## ITEMS
---------------
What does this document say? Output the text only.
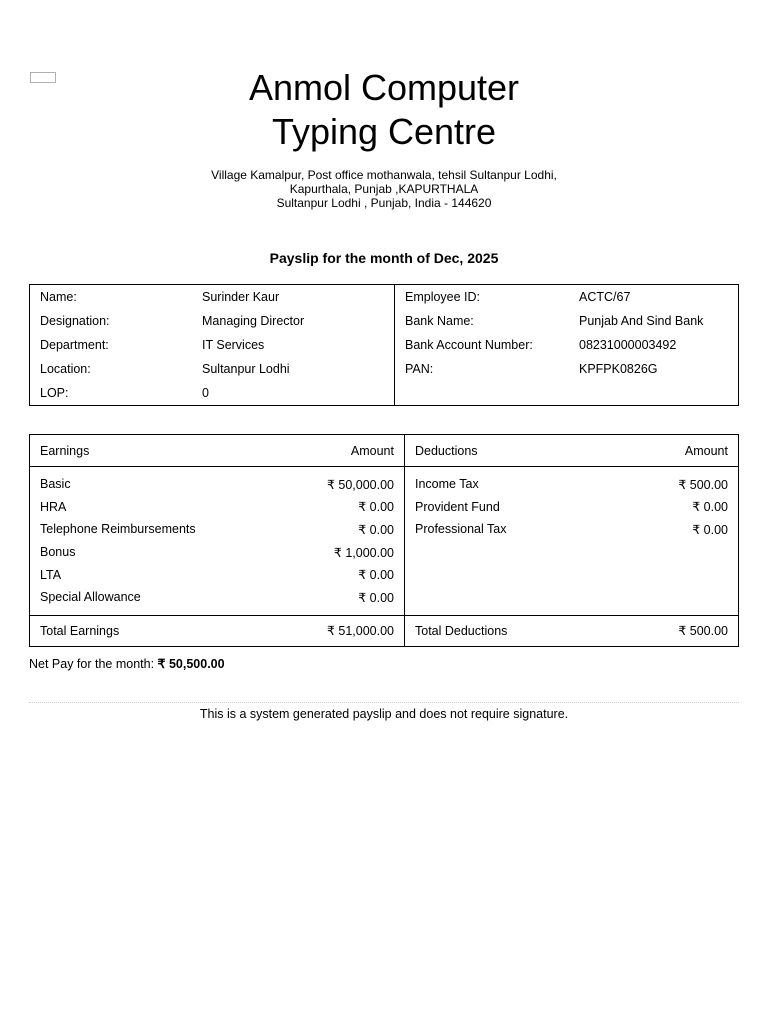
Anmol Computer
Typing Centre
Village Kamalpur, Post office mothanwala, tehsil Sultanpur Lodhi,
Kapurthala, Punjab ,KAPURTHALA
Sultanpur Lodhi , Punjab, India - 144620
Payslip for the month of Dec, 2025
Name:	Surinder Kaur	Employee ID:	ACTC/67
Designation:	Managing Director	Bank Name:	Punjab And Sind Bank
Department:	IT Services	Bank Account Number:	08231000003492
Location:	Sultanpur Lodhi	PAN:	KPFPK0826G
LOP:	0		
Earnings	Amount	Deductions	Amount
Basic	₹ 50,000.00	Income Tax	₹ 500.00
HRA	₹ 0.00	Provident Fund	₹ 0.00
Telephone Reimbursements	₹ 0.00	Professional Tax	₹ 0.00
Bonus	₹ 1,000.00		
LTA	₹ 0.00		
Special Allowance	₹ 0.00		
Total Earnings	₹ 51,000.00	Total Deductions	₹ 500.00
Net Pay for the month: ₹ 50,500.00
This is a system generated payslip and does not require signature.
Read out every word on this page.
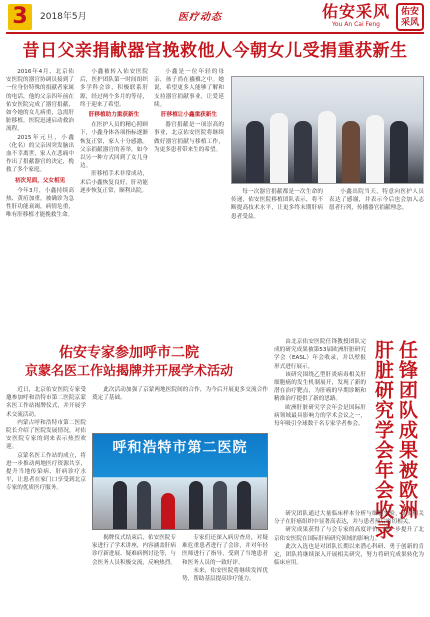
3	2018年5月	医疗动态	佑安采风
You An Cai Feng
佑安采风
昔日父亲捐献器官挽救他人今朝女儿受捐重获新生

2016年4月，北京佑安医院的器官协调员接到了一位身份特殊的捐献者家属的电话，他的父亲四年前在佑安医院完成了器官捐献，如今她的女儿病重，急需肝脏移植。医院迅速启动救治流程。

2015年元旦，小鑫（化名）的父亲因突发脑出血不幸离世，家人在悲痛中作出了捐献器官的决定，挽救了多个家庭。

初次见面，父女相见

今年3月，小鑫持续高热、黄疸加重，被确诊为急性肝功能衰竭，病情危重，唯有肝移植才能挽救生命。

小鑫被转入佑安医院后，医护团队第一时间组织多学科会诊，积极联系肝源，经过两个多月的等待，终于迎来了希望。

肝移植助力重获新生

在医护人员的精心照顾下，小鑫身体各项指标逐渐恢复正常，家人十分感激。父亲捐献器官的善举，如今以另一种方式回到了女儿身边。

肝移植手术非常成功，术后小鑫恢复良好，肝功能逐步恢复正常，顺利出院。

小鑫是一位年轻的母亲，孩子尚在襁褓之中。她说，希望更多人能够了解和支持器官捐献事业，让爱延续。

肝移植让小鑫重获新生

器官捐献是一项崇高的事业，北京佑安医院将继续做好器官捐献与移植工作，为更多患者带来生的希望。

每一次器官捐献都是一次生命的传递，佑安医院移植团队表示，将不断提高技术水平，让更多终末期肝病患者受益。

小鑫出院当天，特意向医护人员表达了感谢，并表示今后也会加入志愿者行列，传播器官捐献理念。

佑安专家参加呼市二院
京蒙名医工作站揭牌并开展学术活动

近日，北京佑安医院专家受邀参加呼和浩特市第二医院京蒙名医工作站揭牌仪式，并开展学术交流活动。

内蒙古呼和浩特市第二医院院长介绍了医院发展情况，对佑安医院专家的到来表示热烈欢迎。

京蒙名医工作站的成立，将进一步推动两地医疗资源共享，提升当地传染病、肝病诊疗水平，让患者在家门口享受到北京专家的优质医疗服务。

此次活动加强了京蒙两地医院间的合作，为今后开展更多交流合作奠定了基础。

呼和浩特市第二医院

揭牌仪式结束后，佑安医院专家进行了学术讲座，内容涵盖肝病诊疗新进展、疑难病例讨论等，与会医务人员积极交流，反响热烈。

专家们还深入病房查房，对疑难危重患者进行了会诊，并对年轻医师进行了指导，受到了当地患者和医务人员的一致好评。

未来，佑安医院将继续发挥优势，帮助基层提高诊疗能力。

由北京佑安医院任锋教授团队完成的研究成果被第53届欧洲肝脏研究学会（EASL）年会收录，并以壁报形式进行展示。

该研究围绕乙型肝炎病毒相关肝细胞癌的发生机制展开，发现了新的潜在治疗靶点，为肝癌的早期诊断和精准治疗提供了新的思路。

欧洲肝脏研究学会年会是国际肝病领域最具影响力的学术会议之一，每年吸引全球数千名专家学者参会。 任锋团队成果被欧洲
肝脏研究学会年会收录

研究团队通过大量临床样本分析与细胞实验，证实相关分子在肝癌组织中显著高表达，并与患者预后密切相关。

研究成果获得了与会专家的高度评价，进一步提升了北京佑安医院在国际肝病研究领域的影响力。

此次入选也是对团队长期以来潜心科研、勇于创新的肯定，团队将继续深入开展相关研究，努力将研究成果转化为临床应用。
---------------
## SHORT TASK
Scan the material above for the string "Name" and report each line where you find it.

## EXERCISE SOLUTION
Name:	Surinder Kaur	Employee ID:	ACTC/67
Designation:	Managing Director	Bank Name:	Punjab And Sind Bank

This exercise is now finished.